Objective
Retype each line of the material exactly, please, skipping any picture in it.

— START OF Data provided —

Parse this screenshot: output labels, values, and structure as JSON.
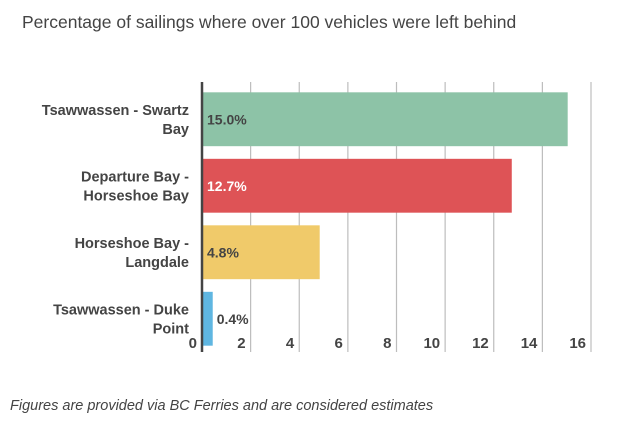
{
  "chart_data": {
    "type": "bar",
    "orientation": "horizontal",
    "title": "Percentage of sailings where over 100 vehicles were left behind",
    "footnote": "Figures are provided via BC Ferries and are considered estimates",
    "categories": [
      [
        "Tsawwassen - Swartz",
        "Bay"
      ],
      [
        "Departure Bay -",
        "Horseshoe Bay"
      ],
      [
        "Horseshoe Bay -",
        "Langdale"
      ],
      [
        "Tsawwassen - Duke",
        "Point"
      ]
    ],
    "values": [
      15.0,
      12.7,
      4.8,
      0.4
    ],
    "data_labels": [
      "15.0%",
      "12.7%",
      "4.8%",
      "0.4%"
    ],
    "colors": [
      "#8dc3a7",
      "#de5356",
      "#f0ca6a",
      "#5fb6e1"
    ],
    "data_label_colors": [
      "#444444",
      "#ffffff",
      "#444444",
      "#444444"
    ],
    "data_label_inside": [
      true,
      true,
      true,
      false
    ],
    "xlabel": "",
    "ylabel": "",
    "xlim": [
      0,
      16
    ],
    "xticks": [
      0,
      2,
      4,
      6,
      8,
      10,
      12,
      14,
      16
    ],
    "grid": true,
    "legend": "none"
  }
}
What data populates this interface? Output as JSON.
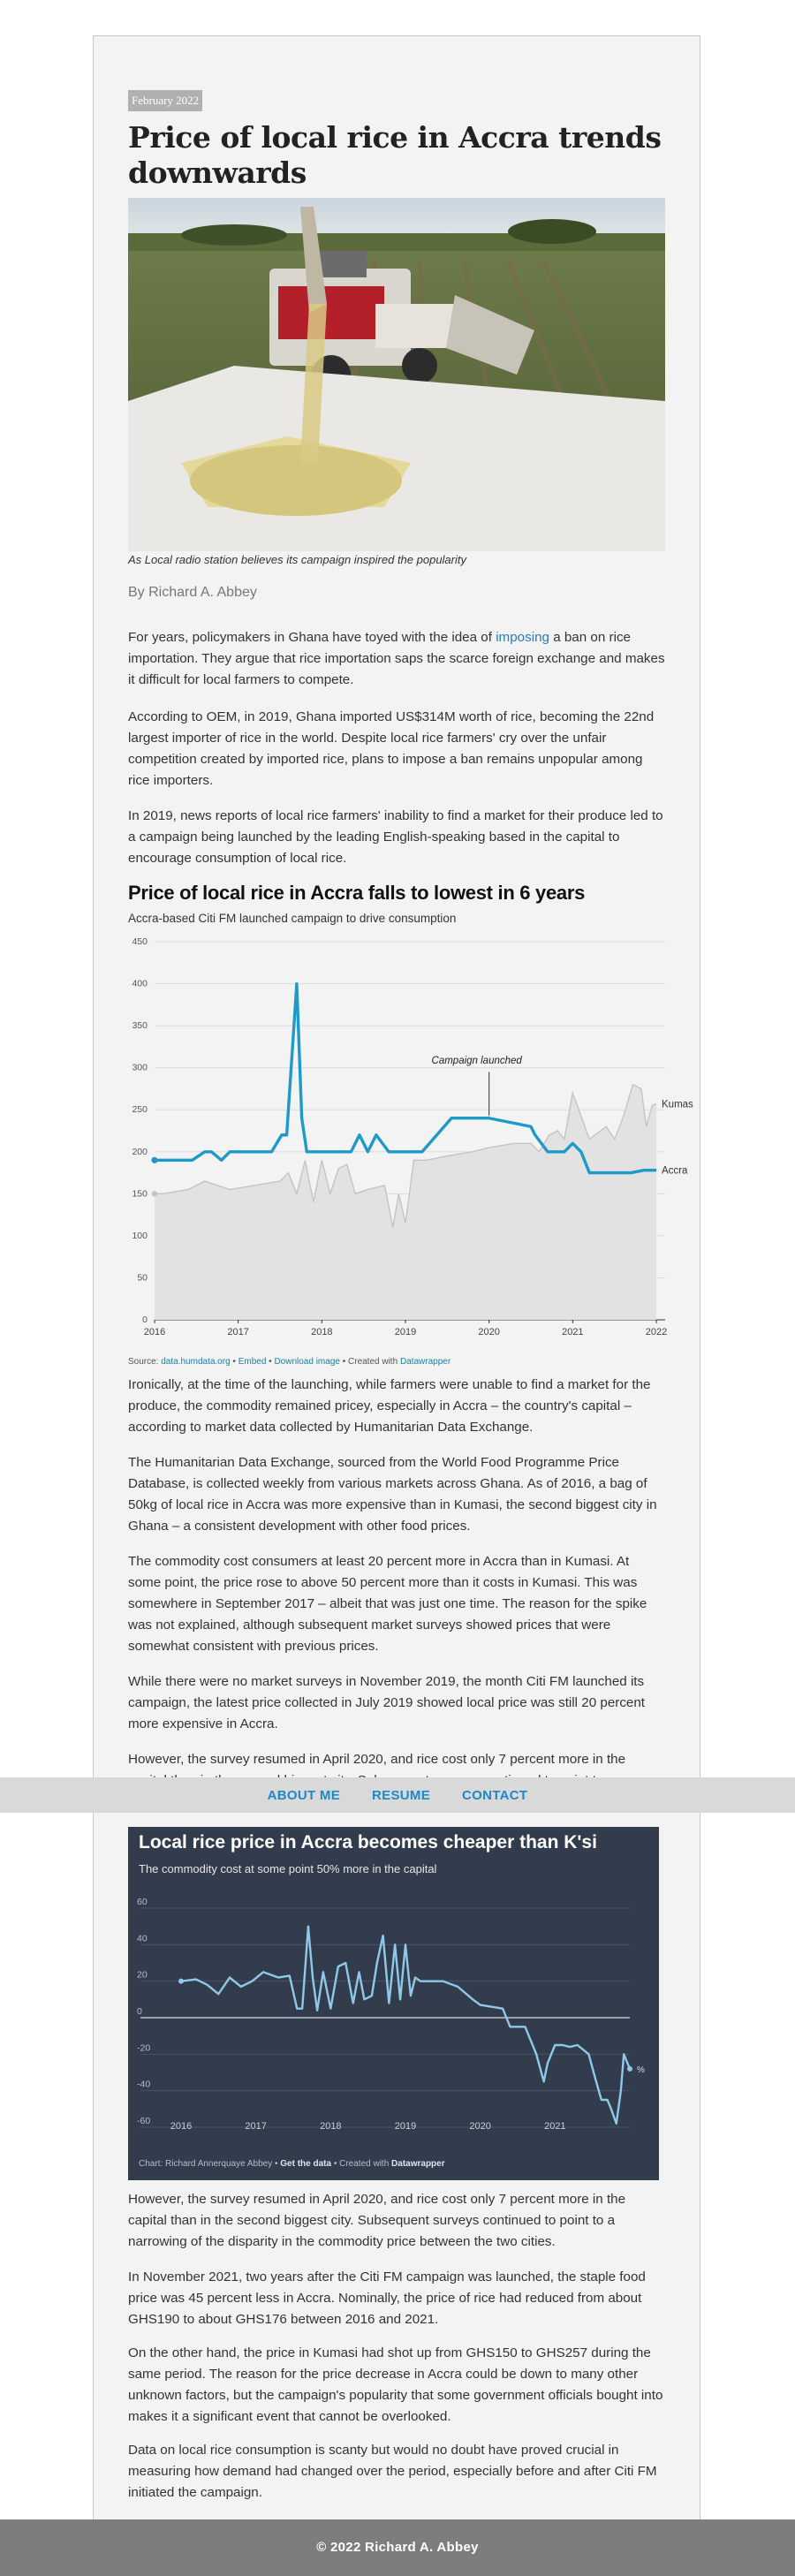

— END OF Data provided —

Reply to the exercise
Parse this screenshot: output labels, values, and structure as JSON.
{
  "chart_data": {
    "type": "bar",
    "orientation": "horizontal",
    "title": "Percentage of sailings where over 100 vehicles were left behind",
    "footnote": "Figures are provided via BC Ferries and are considered estimates",
    "categories": [
      [
        "Tsawwassen - Swartz",
        "Bay"
      ],
      [
        "Departure Bay -",
        "Horseshoe Bay"
      ],
      [
        "Horseshoe Bay -",
        "Langdale"
      ],
      [
        "Tsawwassen - Duke",
        "Point"
      ]
    ],
    "values": [
      15.0,
      12.7,
      4.8,
      0.4
    ],
    "data_labels": [
      "15.0%",
      "12.7%",
      "4.8%",
      "0.4%"
    ],
    "colors": [
      "#8dc3a7",
      "#de5356",
      "#f0ca6a",
      "#5fb6e1"
    ],
    "data_label_colors": [
      "#444444",
      "#ffffff",
      "#444444",
      "#444444"
    ],
    "data_label_inside": [
      true,
      true,
      true,
      false
    ],
    "xlabel": "",
    "ylabel": "",
    "xlim": [
      0,
      16
    ],
    "xticks": [
      0,
      2,
      4,
      6,
      8,
      10,
      12,
      14,
      16
    ],
    "grid": true,
    "legend": "none"
  }
}
What data populates this interface? Output as JSON.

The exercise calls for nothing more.